* [Exercise requirements]: Track down the lines that contain "жилища" and copy them.

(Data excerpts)
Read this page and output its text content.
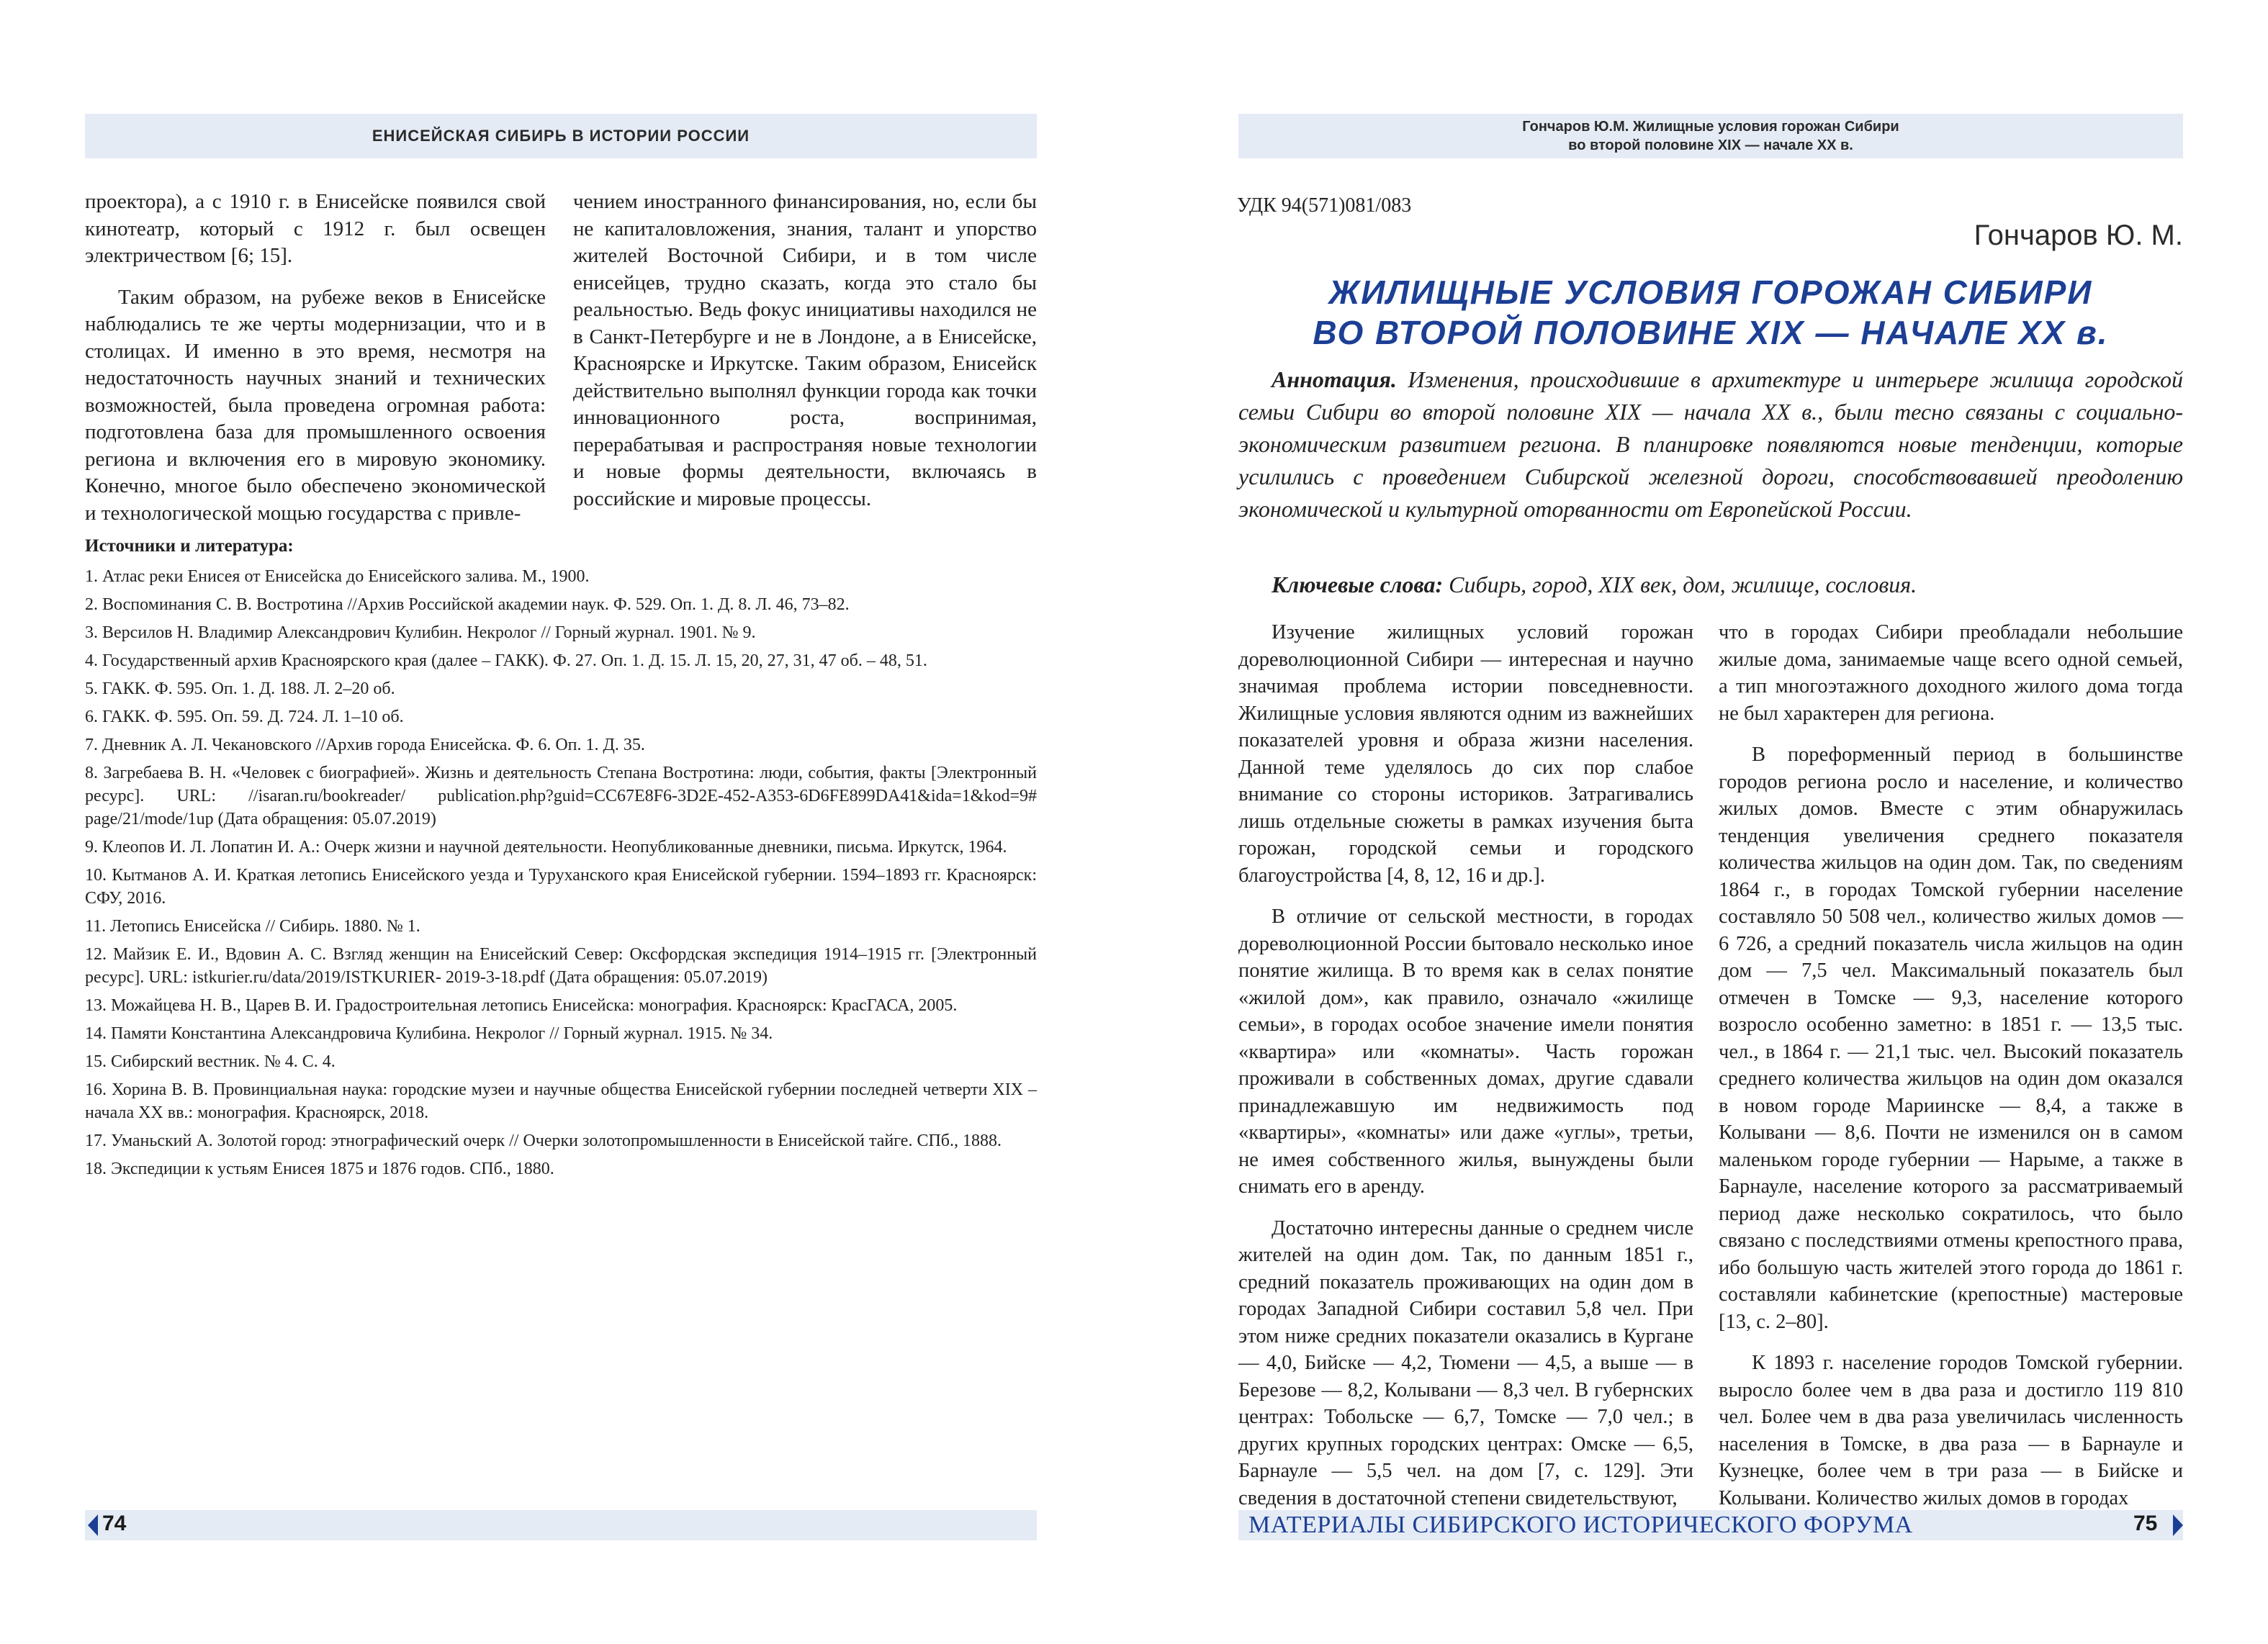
ЕНИСЕЙСКАЯ СИБИРЬ В ИСТОРИИ РОССИИ

проектора), а с 1910 г. в Енисейске появился свой кинотеатр, который с 1912 г. был освещен электричеством [6; 15].

Таким образом, на рубеже веков в Енисейске наблюдались те же черты модернизации, что и в столицах. И именно в это время, несмотря на недостаточность научных знаний и технических возможностей, была проведена огромная работа: подготовлена база для промышленного освоения региона и включения его в мировую экономику. Конечно, многое было обеспечено экономической и технологической мощью государства с привле-

чением иностранного финансирования, но, если бы не капиталовложения, знания, талант и упорство жителей Восточной Сибири, и в том числе енисейцев, трудно сказать, когда это стало бы реальностью. Ведь фокус инициативы находился не в Санкт-Петербурге и не в Лондоне, а в Енисейске, Красноярске и Иркутске. Таким образом, Енисейск действительно выполнял функции города как точки инновационного роста, воспринимая, перерабатывая и распространяя новые технологии и новые формы деятельности, включаясь в российские и мировые процессы.

Источники и литература:
1. Атлас реки Енисея от Енисейска до Енисейского залива. М., 1900.
2. Воспоминания С. В. Востротина //Архив Российской академии наук. Ф. 529. Оп. 1. Д. 8. Л. 46, 73–82.
3. Версилов Н. Владимир Александрович Кулибин. Некролог // Горный журнал. 1901. № 9.
4. Государственный архив Красноярского края (далее – ГАКК). Ф. 27. Оп. 1. Д. 15. Л. 15, 20, 27, 31, 47 об. – 48, 51.
5. ГАКК. Ф. 595. Оп. 1. Д. 188. Л. 2–20 об.
6. ГАКК. Ф. 595. Оп. 59. Д. 724. Л. 1–10 об.
7. Дневник А. Л. Чекановского //Архив города Енисейска. Ф. 6. Оп. 1. Д. 35.
8. Загребаева В. Н. «Человек с биографией». Жизнь и деятельность Степана Востротина: люди, события, факты [Электронный ресурс]. URL: //isaran.ru/bookreader/ publication.php?guid=CC67E8F6-3D2E-452-A353-6D6FE899DA41&ida=1&kod=9# page/21/mode/1up (Дата обращения: 05.07.2019)
9. Клеопов И. Л. Лопатин И. А.: Очерк жизни и научной деятельности. Неопубликованные дневники, письма. Иркутск, 1964.
10. Кытманов А. И. Краткая летопись Енисейского уезда и Туруханского края Енисейской губернии. 1594–1893 гг. Красноярск: СФУ, 2016.
11. Летопись Енисейска // Сибирь. 1880. № 1.
12. Майзик Е. И., Вдовин А. С. Взгляд женщин на Енисейский Север: Оксфордская экспедиция 1914–1915 гг. [Электронный ресурс]. URL: istkurier.ru/data/2019/ISTKURIER- 2019-3-18.pdf (Дата обращения: 05.07.2019)
13. Можайцева Н. В., Царев В. И. Градостроительная летопись Енисейска: монография. Красноярск: КрасГАСА, 2005.
14. Памяти Константина Александровича Кулибина. Некролог // Горный журнал. 1915. № 34.
15. Сибирский вестник. № 4. С. 4.
16. Хорина В. В. Провинциальная наука: городские музеи и научные общества Енисейской губернии последней четверти XIX – начала XX вв.: монография. Красноярск, 2018.
17. Уманьский А. Золотой город: этнографический очерк // Очерки золотопромышленности в Енисейской тайге. СПб., 1888.
18. Экспедиции к устьям Енисея 1875 и 1876 годов. СПб., 1880.
74
Гончаров Ю.М. Жилищные условия горожан Сибири
во второй половине XIX — начале XX в.
УДК 94(571)081/083
Гончаров Ю. М.
ЖИЛИЩНЫЕ УСЛОВИЯ ГОРОЖАН СИБИРИ
ВО ВТОРОЙ ПОЛОВИНЕ XIX — НАЧАЛЕ XX в.

Аннотация. Изменения, происходившие в архитектуре и интерьере жилища городской семьи Сибири во второй половине XIX — начала XX в., были тесно связаны с социально-экономическим развитием региона. В планировке появляются новые тенденции, которые усилились с проведением Сибирской железной дороги, способствовавшей преодолению экономической и культурной оторванности от Европейской России.

Ключевые слова: Сибирь, город, XIX век, дом, жилище, сословия.

Изучение жилищных условий горожан дореволюционной Сибири — интересная и научно значимая проблема истории повседневности. Жилищные условия являются одним из важнейших показателей уровня и образа жизни населения. Данной теме уделялось до сих пор слабое внимание со стороны историков. Затрагивались лишь отдельные сюжеты в рамках изучения быта горожан, городской семьи и городского благоустройства [4, 8, 12, 16 и др.].

В отличие от сельской местности, в городах дореволюционной России бытовало несколько иное понятие жилища. В то время как в селах понятие «жилой дом», как правило, означало «жилище семьи», в городах особое значение имели понятия «квартира» или «комнаты». Часть горожан проживали в собственных домах, другие сдавали принадлежавшую им недвижимость под «квартиры», «комнаты» или даже «углы», третьи, не имея собственного жилья, вынуждены были снимать его в аренду.

Достаточно интересны данные о среднем числе жителей на один дом. Так, по данным 1851 г., средний показатель проживающих на один дом в городах Западной Сибири составил 5,8 чел. При этом ниже средних показатели оказались в Кургане — 4,0, Бийске — 4,2, Тюмени — 4,5, а выше — в Березове — 8,2, Колывани — 8,3 чел. В губернских центрах: Тобольске — 6,7, Томске — 7,0 чел.; в других крупных городских центрах: Омске — 6,5, Барнауле — 5,5 чел. на дом [7, с. 129]. Эти сведения в достаточной степени свидетельствуют,

что в городах Сибири преобладали небольшие жилые дома, занимаемые чаще всего одной семьей, а тип многоэтажного доходного жилого дома тогда не был характерен для региона.

В пореформенный период в большинстве городов региона росло и население, и количество жилых домов. Вместе с этим обнаружилась тенденция увеличения среднего показателя количества жильцов на один дом. Так, по сведениям 1864 г., в городах Томской губернии население составляло 50 508 чел., количество жилых домов — 6 726, а средний показатель числа жильцов на один дом — 7,5 чел. Максимальный показатель был отмечен в Томске — 9,3, население которого возросло особенно заметно: в 1851 г. — 13,5 тыс. чел., в 1864 г. — 21,1 тыс. чел. Высокий показатель среднего количества жильцов на один дом оказался в новом городе Мариинске — 8,4, а также в Колывани — 8,6. Почти не изменился он в самом маленьком городе губернии — Нарыме, а также в Барнауле, население которого за рассматриваемый период даже несколько сократилось, что было связано с последствиями отмены крепостного права, ибо большую часть жителей этого города до 1861 г. составляли кабинетские (крепостные) мастеровые [13, с. 2–80].

К 1893 г. население городов Томской губернии. выросло более чем в два раза и достигло 119 810 чел. Более чем в два раза увеличилась численность населения в Томске, в два раза — в Барнауле и Кузнецке, более чем в три раза — в Бийске и Колывани. Количество жилых домов в городах

МАТЕРИАЛЫ СИБИРСКОГО ИСТОРИЧЕСКОГО ФОРУМА	75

* [Response to the exercise]:
Аннотация. Изменения, происходившие в архитектуре и интерьере жилища городской семьи Сибири во второй половине XIX — начала XX в., были тесно связаны с социально-экономическим развитием региона. В планировке появляются новые тенденции, которые усилились с проведением Сибирской железной дороги, способствовавшей преодолению экономической и культурной оторванности от Европейской России.
В отличие от сельской местности, в городах дореволюционной России бытовало несколько иное понятие жилища. В то время как в селах понятие «жилой дом», как правило, означало «жилище семьи», в городах особое значение имели понятия «квартира» или «комнаты». Часть горожан проживали в собственных домах, другие сдавали принадлежавшую им недвижимость под «квартиры», «комнаты» или даже «углы», третьи, не имея собственного жилья, вынуждены были снимать его в аренду.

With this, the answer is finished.